## start DATA IN THIS EXERCISE

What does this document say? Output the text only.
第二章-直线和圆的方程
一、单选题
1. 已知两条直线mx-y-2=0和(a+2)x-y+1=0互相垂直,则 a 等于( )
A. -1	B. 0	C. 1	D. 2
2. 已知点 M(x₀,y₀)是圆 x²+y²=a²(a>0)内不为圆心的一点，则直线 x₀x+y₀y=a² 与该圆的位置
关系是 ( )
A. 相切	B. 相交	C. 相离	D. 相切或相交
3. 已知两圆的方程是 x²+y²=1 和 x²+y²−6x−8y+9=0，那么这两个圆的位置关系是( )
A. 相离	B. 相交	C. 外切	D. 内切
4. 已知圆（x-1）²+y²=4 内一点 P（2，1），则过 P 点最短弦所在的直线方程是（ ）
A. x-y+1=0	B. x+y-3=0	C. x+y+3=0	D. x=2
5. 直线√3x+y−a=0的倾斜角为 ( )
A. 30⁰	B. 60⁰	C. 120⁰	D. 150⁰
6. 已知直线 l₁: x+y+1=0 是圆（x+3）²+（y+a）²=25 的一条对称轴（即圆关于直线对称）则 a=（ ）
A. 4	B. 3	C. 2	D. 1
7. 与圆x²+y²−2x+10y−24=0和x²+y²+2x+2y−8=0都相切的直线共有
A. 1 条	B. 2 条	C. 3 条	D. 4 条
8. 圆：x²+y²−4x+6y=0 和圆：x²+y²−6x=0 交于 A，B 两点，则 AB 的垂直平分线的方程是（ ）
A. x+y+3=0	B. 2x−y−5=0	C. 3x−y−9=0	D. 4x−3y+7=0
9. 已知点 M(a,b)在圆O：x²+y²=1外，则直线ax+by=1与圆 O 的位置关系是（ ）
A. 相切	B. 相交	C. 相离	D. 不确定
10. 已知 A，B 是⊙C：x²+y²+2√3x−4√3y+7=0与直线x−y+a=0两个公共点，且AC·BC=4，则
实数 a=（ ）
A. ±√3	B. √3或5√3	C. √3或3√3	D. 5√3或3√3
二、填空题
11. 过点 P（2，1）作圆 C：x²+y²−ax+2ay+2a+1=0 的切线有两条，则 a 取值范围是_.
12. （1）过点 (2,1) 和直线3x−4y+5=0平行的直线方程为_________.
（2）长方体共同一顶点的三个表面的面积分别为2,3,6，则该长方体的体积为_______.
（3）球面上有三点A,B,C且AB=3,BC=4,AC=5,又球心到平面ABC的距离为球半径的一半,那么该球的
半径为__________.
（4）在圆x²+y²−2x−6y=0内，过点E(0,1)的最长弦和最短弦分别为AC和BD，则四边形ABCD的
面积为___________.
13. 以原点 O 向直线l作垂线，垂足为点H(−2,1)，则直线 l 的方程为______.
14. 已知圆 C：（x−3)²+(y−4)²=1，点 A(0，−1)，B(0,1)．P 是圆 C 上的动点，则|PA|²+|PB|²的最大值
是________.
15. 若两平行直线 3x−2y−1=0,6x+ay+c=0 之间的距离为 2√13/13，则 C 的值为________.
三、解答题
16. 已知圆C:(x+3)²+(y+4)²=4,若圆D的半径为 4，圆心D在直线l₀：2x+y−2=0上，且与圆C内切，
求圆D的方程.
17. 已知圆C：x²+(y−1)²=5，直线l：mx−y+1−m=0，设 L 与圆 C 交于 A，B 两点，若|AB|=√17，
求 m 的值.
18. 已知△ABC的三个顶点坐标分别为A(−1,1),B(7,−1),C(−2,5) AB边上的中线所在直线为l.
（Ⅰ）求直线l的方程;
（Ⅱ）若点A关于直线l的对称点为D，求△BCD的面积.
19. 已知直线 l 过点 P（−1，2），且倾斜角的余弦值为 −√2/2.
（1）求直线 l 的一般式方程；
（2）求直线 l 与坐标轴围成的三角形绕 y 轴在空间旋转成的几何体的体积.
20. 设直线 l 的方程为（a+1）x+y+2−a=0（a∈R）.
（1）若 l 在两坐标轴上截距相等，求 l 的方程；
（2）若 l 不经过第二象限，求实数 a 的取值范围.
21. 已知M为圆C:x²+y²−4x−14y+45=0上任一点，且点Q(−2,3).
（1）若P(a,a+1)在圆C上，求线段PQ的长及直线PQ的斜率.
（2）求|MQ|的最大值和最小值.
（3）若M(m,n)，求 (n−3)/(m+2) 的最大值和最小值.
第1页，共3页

## end DATA IN THIS EXERCISE

§ **EXERCISE BRIEF**:
Pull out the lines above in which the word "已知圆C" appears.

§ **RESPONSE**:
16. 已知圆C:(x+3)²+(y+4)²=4,若圆D的半径为 4，圆心D在直线l₀：2x+y−2=0上，且与圆C内切，
17. 已知圆C：x²+(y−1)²=5，直线l：mx−y+1−m=0，设 L 与圆 C 交于 A，B 两点，若|AB|=√17，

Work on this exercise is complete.